> Task: Edit the part of the entries that opens with the line containing "- certification-item: • SHRM" and closes with the line containing "- contact-line: [128, 234, 1504, 264]": swap "Technical Lead Engineer" for "Senior Systems Engineer" and keep everything else unchanged. Return only those lines.

> Data for this exercise:
------------------------------------
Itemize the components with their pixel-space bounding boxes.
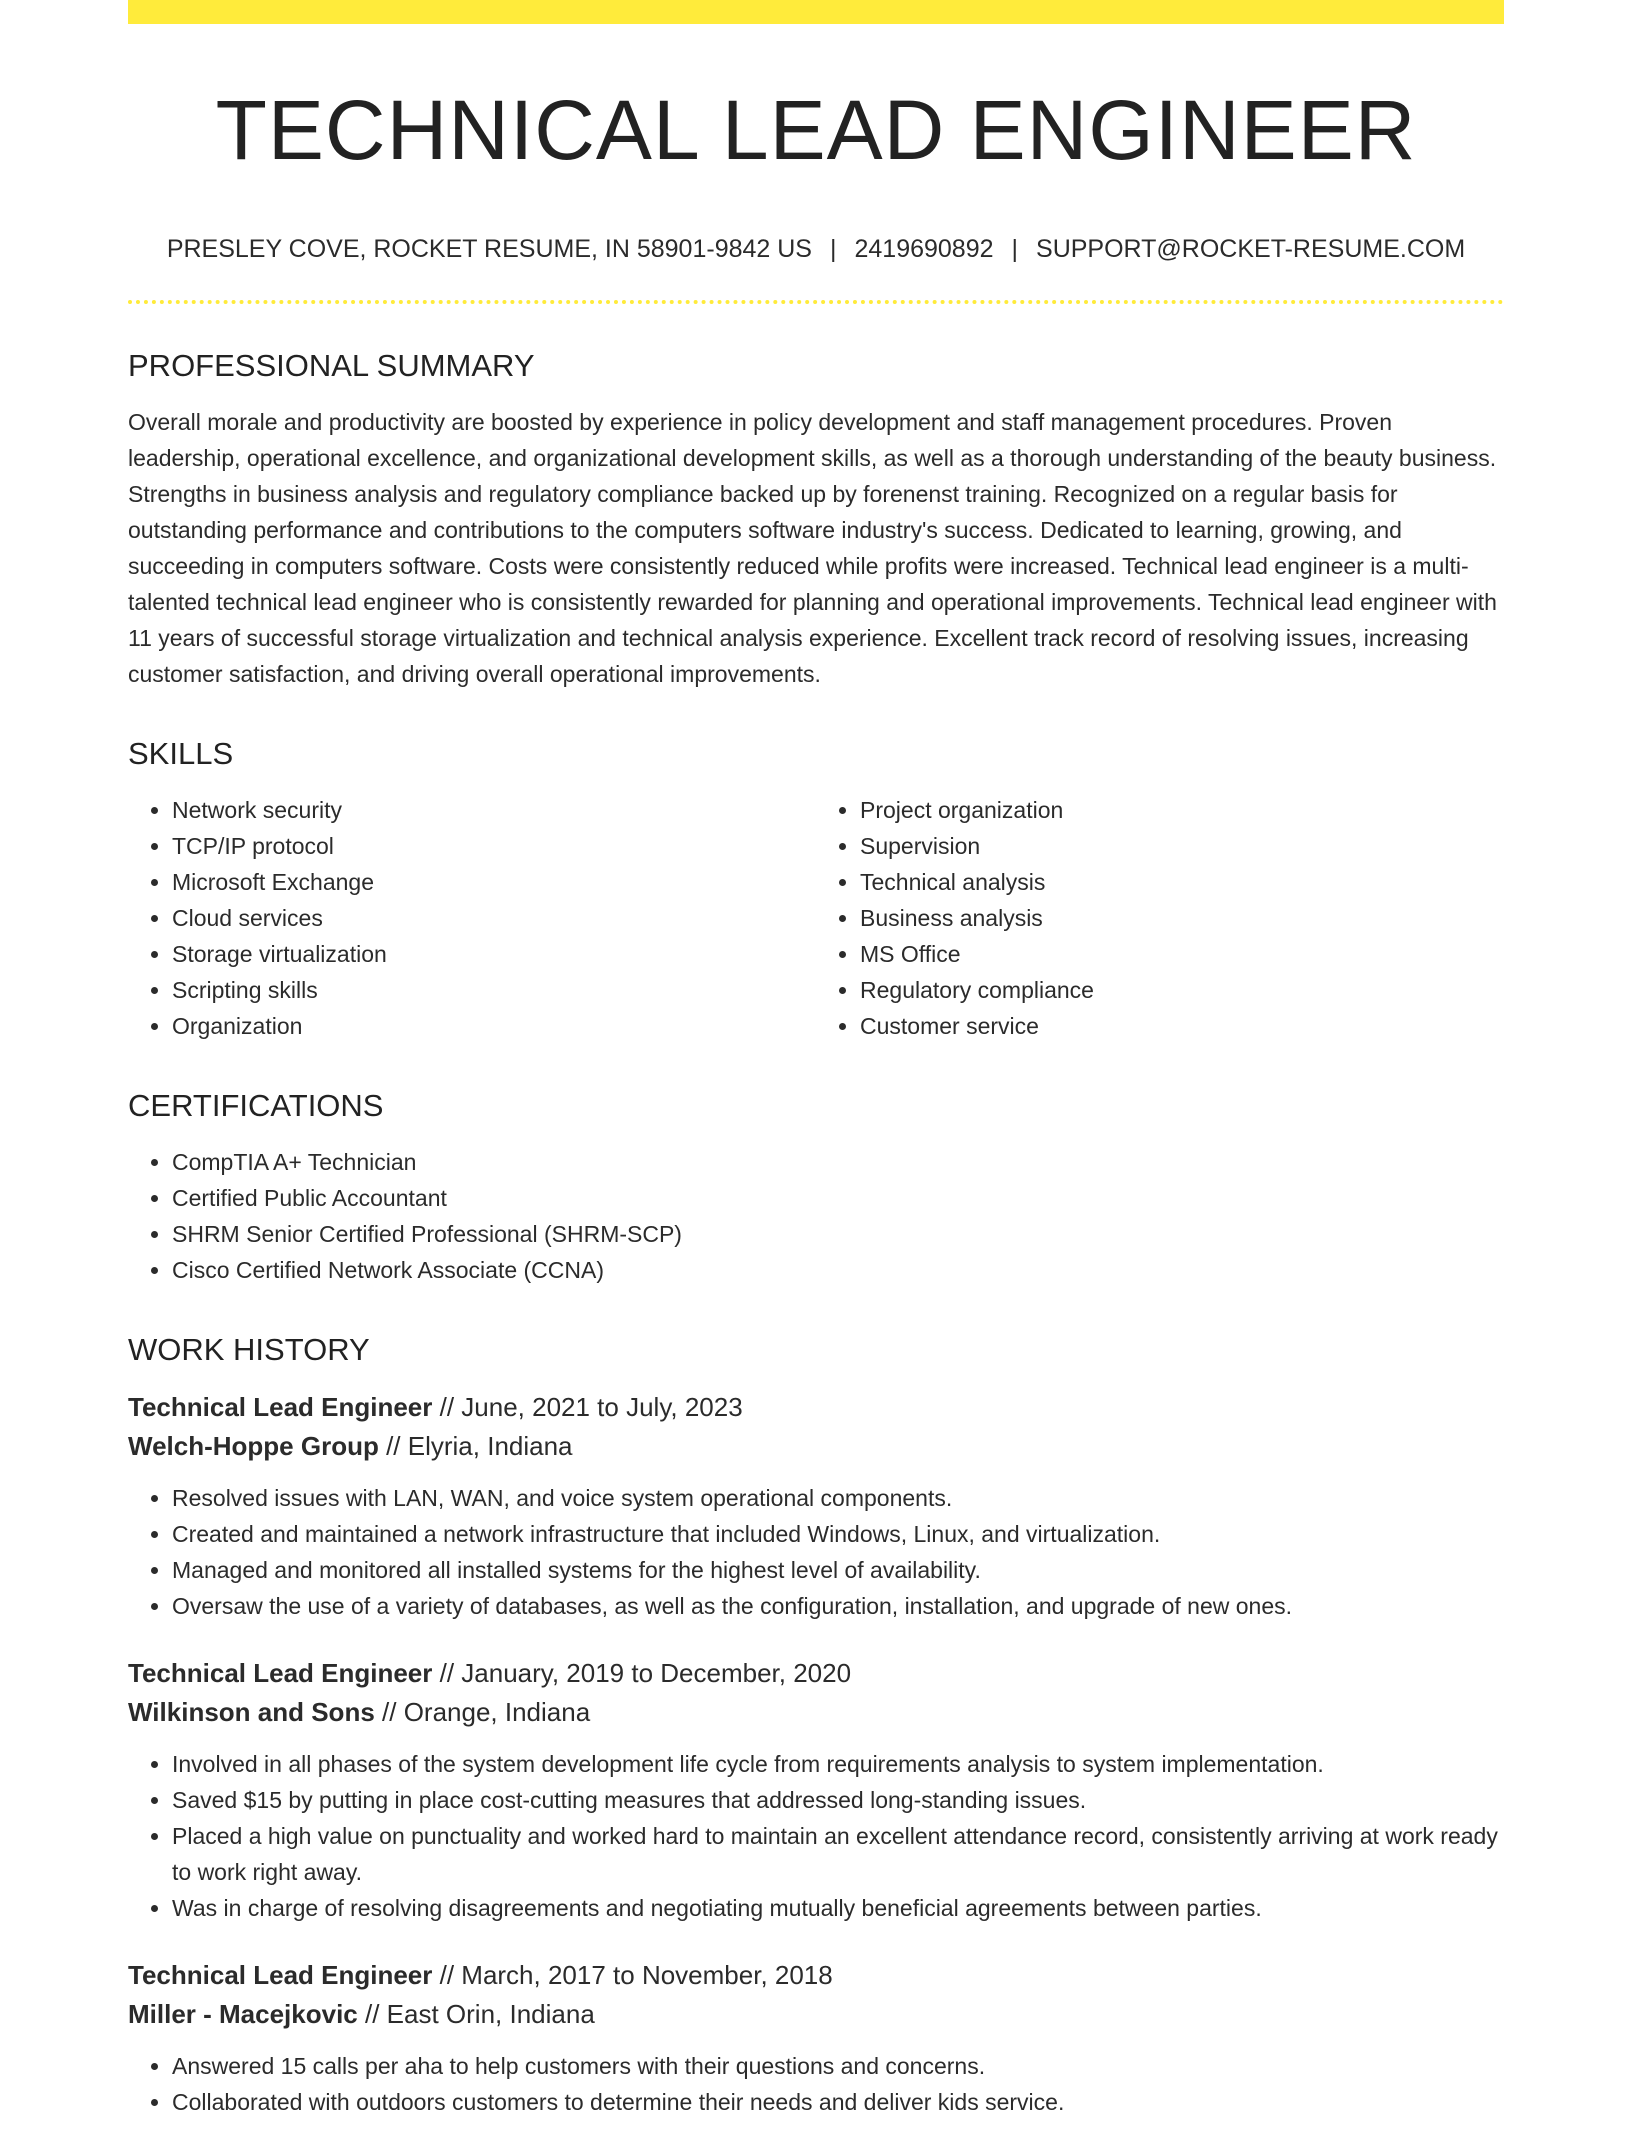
- certification-item: • SHRM Senior Certified Professional (SHRM-SCP): [172, 1216, 1504, 1252]
- job-company: Miller - Macejkovic: [128, 1999, 358, 2030]
- job-company-line: [128, 1693, 1504, 1732]
- job-bullet: • Managed and monitored all installed systems for the highest level of availability.: [172, 1552, 1504, 1588]
- skills-heading: SKILLS: [128, 736, 234, 772]
- skill-item: • Cloud services: [172, 900, 816, 936]
- job-role: Technical Lead Engineer: [128, 1392, 433, 1423]
- job-role-line: [128, 1956, 1504, 1995]
- job-location: // Elyria, Indiana: [378, 1431, 573, 1462]
- contact-phone: 2419690892: [854, 235, 994, 264]
- skill-item: • Technical analysis: [860, 864, 1504, 900]
- contact-line: [128, 234, 1504, 264]
- job-bullets: [128, 1480, 1504, 1624]
- job-entry: [128, 1388, 1504, 1624]
- job-entry: [128, 1654, 1504, 1926]
- skill-item: • TCP/IP protocol: [172, 828, 816, 864]
- certification-item: • CompTIA A+ Technician: [172, 1144, 1504, 1180]
- job-dates: // March, 2017 to November, 2018: [432, 1960, 833, 1991]
- job-bullet: • Oversaw the use of a variety of databases, as well as the configuration, installation, and upgrade of new ones.: [172, 1588, 1504, 1624]
- accent-top-bar: [128, 0, 1504, 24]
- contact-separator: |: [829, 235, 837, 264]
- certification-item: • Cisco Certified Network Associate (CCNA): [172, 1252, 1504, 1288]
- job-role: Technical Lead Engineer: [128, 1960, 433, 1991]
- certifications-list: [128, 1144, 1504, 1288]
- skills-grid: [128, 792, 1504, 1044]
- job-dates: // June, 2021 to July, 2023: [432, 1392, 743, 1423]
- skill-item: • Customer service: [860, 1008, 1504, 1044]
- job-bullet: • Collaborated with outdoors customers to determine their needs and deliver kids service.: [172, 2084, 1504, 2120]
- skills-list-right: [816, 792, 1504, 1044]
- job-role-line: [128, 1388, 1504, 1427]
- job-bullets: [128, 1746, 1504, 1926]
- skill-item: • Supervision: [860, 828, 1504, 864]
- job-bullet: • Was in charge of resolving disagreements and negotiating mutually beneficial agreements between parties.: [172, 1890, 1504, 1926]
- job-company-line: [128, 1427, 1504, 1466]
- job-location: // Orange, Indiana: [374, 1697, 591, 1728]
- job-bullet: • Involved in all phases of the system development life cycle from requirements analysis to system implementation.: [172, 1746, 1504, 1782]
- skill-item: • Storage virtualization: [172, 936, 816, 972]
- contact-separator: |: [1011, 235, 1019, 264]
- skill-item: • Microsoft Exchange: [172, 864, 816, 900]
- job-bullet: • Placed a high value on punctuality and worked hard to maintain an excellent attendance record, consistently arriving at work ready to work right away.: [172, 1818, 1504, 1890]
- summary-heading: PROFESSIONAL SUMMARY: [128, 348, 535, 384]
- job-role-line: [128, 1654, 1504, 1693]
- job-bullets: [128, 2048, 1504, 2120]
- job-bullet: • Answered 15 calls per aha to help customers with their questions and concerns.: [172, 2048, 1504, 2084]
- job-bullet: • Created and maintained a network infrastructure that included Windows, Linux, and virtualization.: [172, 1516, 1504, 1552]
- job-dates: // January, 2019 to December, 2020: [432, 1658, 852, 1689]
- skill-item: • Project organization: [860, 792, 1504, 828]
- certifications-heading: CERTIFICATIONS: [128, 1088, 384, 1124]
- skills-list-left: [128, 792, 816, 1044]
- skill-item: • MS Office: [860, 936, 1504, 972]
- job-company-line: [128, 1995, 1504, 2034]
- job-role: Technical Lead Engineer: [128, 1658, 433, 1689]
- summary-text: Overall morale and productivity are boosted by experience in policy development and staff management procedures. Proven leadership, operational excellence, and organizational development skills, as well as a thorough understanding of the beauty business. Strengths in business analysis and regulatory compliance backed up by forenenst training. Recognized on a regular basis for outstanding performance and contributions to the computers software industry's success. Dedicated to learning, growing, and succeeding in computers software. Costs were consistently reduced while profits were increased. Technical lead engineer is a multi-talented technical lead engineer who is consistently rewarded for planning and operational improvements. Technical lead engineer with 11 years of successful storage virtualization and technical analysis experience. Excellent track record of resolving issues, increasing customer satisfaction, and driving overall operational improvements.: [128, 409, 1497, 688]
- job-entry: [128, 1956, 1504, 2120]
- skill-item: • Scripting skills: [172, 972, 816, 1008]
- skill-item: • Regulatory compliance: [860, 972, 1504, 1008]
- job-bullet: • Saved $15 by putting in place cost-cutting measures that addressed long-standing issues.: [172, 1782, 1504, 1818]
- skill-item: • Organization: [172, 1008, 816, 1044]
- resume-title: TECHNICAL LEAD ENGINEER: [215, 83, 1417, 177]
- certification-item: • Certified Public Accountant: [172, 1180, 1504, 1216]
- contact-email: SUPPORT@ROCKET-RESUME.COM: [1036, 235, 1466, 264]
- job-company: Welch-Hoppe Group: [128, 1431, 379, 1462]
- contact-address: PRESLEY COVE, ROCKET RESUME, IN 58901-9842 US: [166, 235, 812, 264]
- job-company: Wilkinson and Sons: [128, 1697, 375, 1728]
- work-history-heading: WORK HISTORY: [128, 1332, 370, 1368]
- dotted-divider: [128, 300, 1504, 304]
- skill-item: • Network security: [172, 792, 816, 828]
- job-location: // East Orin, Indiana: [357, 1999, 595, 2030]
- job-bullet: • Resolved issues with LAN, WAN, and voice system operational components.: [172, 1480, 1504, 1516]
- resume-page: [128, 0, 1504, 2150]
- skill-item: • Business analysis: [860, 900, 1504, 936]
------------------------------------
> Full solution:
- certification-item: • SHRM Senior Certified Professional (SHRM-SCP): [172, 1216, 1504, 1252]
- job-company: Miller - Macejkovic: [128, 1999, 358, 2030]
- job-company-line: [128, 1693, 1504, 1732]
- job-bullet: • Managed and monitored all installed systems for the highest level of availability.: [172, 1552, 1504, 1588]
- skills-heading: SKILLS: [128, 736, 234, 772]
- skill-item: • Cloud services: [172, 900, 816, 936]
- job-role: Senior Systems Engineer: [128, 1392, 433, 1423]
- job-role-line: [128, 1956, 1504, 1995]
- job-location: // Elyria, Indiana: [378, 1431, 573, 1462]
- contact-phone: 2419690892: [854, 235, 994, 264]
- skill-item: • Technical analysis: [860, 864, 1504, 900]
- contact-line: [128, 234, 1504, 264]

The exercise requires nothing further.